Your objective
Copy the listing word for word, from its first line up to and including the line with "amplitude-y-tick-label: 50 [45,86,59,100]".

══════

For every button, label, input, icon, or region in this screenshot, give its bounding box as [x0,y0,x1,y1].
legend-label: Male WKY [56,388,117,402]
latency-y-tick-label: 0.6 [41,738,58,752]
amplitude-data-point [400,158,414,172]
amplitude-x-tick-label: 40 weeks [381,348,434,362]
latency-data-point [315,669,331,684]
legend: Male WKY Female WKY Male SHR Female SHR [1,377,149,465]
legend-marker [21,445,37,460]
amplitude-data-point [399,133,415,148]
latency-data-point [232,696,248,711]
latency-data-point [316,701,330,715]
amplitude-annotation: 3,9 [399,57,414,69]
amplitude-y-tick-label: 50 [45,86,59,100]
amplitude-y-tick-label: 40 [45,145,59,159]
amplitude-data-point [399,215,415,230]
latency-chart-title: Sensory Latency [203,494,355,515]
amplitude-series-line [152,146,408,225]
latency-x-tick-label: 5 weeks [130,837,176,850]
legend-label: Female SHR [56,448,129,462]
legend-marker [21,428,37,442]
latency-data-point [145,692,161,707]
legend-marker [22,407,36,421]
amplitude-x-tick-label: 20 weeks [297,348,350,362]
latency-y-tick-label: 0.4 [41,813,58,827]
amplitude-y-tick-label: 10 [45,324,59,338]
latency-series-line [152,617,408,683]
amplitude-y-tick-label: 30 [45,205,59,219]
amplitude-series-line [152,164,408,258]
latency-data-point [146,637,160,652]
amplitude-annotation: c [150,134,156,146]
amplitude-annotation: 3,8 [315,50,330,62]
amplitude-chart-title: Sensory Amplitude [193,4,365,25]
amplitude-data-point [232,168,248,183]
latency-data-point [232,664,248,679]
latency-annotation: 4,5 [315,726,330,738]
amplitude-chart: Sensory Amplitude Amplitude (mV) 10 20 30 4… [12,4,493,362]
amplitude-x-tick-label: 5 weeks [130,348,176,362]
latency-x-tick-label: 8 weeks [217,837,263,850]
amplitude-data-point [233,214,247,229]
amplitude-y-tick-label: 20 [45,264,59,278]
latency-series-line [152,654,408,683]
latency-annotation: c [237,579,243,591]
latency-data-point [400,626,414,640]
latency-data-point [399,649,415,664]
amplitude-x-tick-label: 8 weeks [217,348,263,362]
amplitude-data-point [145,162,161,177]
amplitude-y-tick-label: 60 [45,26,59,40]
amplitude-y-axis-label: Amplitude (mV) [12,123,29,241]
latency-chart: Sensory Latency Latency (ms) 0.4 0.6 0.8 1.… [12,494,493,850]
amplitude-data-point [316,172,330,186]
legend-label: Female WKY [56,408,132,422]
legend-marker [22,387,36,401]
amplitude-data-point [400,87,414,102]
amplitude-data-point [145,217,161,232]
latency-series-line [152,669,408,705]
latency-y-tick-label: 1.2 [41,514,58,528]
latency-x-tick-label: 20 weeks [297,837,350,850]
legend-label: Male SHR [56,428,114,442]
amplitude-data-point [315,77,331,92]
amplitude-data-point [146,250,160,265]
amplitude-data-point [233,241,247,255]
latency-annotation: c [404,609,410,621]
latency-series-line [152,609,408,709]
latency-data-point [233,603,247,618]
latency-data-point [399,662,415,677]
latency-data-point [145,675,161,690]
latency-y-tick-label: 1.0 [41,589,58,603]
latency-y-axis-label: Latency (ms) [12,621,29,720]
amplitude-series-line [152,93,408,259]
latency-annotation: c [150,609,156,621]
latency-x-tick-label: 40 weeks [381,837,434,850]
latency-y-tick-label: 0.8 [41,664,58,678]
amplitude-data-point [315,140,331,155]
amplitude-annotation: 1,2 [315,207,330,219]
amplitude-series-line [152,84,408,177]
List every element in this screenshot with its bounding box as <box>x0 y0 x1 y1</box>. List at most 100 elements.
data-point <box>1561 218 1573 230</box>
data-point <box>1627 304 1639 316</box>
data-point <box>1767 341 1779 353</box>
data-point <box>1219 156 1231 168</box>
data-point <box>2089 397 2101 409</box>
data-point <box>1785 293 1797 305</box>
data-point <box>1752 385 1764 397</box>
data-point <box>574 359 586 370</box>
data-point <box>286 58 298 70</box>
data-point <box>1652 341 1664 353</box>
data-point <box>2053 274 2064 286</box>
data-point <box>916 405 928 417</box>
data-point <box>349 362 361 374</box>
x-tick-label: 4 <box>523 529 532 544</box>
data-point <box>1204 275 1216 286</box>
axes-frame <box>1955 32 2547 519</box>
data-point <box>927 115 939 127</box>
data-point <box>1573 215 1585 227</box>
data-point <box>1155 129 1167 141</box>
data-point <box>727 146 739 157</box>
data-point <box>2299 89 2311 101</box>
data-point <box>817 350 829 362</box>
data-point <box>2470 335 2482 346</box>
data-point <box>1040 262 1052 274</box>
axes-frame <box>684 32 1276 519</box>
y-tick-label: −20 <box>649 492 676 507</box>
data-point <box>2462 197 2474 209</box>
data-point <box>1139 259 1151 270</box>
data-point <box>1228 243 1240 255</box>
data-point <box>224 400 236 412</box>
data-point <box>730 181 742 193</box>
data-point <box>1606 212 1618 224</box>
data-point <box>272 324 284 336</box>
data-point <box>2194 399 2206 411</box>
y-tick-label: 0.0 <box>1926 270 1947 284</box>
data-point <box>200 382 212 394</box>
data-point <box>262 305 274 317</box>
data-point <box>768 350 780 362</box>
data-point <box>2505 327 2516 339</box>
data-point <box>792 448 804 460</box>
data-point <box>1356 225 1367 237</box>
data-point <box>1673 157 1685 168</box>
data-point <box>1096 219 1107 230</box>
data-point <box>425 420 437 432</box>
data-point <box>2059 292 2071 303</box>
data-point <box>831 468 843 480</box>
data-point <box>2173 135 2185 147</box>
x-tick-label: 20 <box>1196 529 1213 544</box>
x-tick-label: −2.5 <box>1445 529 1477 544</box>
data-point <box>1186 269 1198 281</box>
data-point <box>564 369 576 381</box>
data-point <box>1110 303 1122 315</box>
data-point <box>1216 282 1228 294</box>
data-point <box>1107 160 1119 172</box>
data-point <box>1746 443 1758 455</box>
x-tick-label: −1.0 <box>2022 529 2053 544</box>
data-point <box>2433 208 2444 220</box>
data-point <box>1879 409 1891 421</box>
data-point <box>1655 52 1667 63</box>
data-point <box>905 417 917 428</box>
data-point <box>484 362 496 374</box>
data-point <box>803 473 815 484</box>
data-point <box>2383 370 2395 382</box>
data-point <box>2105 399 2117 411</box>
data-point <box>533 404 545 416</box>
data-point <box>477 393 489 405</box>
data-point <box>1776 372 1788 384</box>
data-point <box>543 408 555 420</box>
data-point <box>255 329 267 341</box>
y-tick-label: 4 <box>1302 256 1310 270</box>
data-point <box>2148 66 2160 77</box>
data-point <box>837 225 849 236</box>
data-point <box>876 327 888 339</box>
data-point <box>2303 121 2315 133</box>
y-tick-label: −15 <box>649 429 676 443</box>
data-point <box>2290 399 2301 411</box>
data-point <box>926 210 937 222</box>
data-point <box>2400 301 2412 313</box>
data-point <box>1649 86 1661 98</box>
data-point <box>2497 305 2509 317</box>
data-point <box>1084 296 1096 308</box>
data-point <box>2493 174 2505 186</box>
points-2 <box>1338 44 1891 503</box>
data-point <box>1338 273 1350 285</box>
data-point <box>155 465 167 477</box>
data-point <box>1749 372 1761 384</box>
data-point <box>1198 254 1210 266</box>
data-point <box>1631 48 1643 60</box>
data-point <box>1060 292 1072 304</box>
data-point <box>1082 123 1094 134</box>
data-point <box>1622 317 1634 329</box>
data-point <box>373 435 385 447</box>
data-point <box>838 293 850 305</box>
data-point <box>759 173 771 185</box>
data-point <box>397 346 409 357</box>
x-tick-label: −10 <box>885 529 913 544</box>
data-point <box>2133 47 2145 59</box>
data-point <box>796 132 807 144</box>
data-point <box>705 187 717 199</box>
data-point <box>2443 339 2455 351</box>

══════

Result for this task
For every button, label, input, icon, or region in this screenshot, give its bounding box as [x0,y0,x1,y1].
legend-label: Male WKY [56,388,117,402]
latency-y-tick-label: 0.6 [41,738,58,752]
amplitude-data-point [400,158,414,172]
amplitude-x-tick-label: 40 weeks [381,348,434,362]
latency-data-point [315,669,331,684]
legend: Male WKY Female WKY Male SHR Female SHR [1,377,149,465]
legend-marker [21,445,37,460]
amplitude-data-point [399,133,415,148]
latency-data-point [232,696,248,711]
latency-data-point [316,701,330,715]
amplitude-annotation: 3,9 [399,57,414,69]
amplitude-y-tick-label: 50 [45,86,59,100]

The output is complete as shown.